* [WHAT IS BEING ASKED] Search the material for the string "text", then return every line where it is found.

Data records:
------------
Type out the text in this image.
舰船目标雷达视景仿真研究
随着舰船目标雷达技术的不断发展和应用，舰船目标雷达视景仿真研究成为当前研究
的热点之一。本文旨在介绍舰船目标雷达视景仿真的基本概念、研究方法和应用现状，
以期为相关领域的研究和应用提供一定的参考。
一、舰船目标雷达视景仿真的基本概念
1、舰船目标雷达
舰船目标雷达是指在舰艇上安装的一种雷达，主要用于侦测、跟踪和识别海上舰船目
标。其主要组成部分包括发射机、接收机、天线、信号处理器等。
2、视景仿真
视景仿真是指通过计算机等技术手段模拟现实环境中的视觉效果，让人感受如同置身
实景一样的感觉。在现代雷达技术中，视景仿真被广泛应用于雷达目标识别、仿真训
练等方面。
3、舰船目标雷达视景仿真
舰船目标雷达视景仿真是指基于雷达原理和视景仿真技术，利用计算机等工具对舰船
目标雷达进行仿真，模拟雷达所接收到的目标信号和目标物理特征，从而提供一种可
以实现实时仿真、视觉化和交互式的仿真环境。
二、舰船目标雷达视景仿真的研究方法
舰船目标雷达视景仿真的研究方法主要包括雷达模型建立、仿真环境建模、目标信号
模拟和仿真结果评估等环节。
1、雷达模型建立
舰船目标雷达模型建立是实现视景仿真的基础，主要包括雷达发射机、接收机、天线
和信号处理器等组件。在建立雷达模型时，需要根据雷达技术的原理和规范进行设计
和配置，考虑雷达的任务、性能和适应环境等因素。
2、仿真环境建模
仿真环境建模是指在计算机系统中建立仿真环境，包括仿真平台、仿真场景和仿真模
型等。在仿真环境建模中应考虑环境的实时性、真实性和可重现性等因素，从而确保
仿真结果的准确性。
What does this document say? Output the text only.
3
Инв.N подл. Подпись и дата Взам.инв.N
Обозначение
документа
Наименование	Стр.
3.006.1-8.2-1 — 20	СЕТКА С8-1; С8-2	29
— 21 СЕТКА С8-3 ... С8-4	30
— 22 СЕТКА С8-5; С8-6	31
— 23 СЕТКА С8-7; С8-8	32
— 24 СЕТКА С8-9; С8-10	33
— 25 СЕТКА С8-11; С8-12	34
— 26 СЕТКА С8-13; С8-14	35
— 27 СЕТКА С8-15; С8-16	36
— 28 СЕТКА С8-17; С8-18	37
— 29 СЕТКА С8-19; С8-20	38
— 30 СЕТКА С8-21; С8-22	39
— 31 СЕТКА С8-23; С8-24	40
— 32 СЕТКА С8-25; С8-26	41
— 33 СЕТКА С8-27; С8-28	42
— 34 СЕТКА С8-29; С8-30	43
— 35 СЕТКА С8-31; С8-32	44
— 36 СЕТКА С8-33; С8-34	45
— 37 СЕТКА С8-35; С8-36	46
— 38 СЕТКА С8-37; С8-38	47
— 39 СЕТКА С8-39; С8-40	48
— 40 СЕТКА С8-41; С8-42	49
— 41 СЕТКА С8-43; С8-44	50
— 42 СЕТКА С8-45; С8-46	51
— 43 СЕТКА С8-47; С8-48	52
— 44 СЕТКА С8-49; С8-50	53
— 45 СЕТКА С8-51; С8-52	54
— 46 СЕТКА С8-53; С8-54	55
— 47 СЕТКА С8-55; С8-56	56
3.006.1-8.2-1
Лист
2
------------
* [FINISHED EXERCISE]
Type out the text in this image.
What does this document say? Output the text only.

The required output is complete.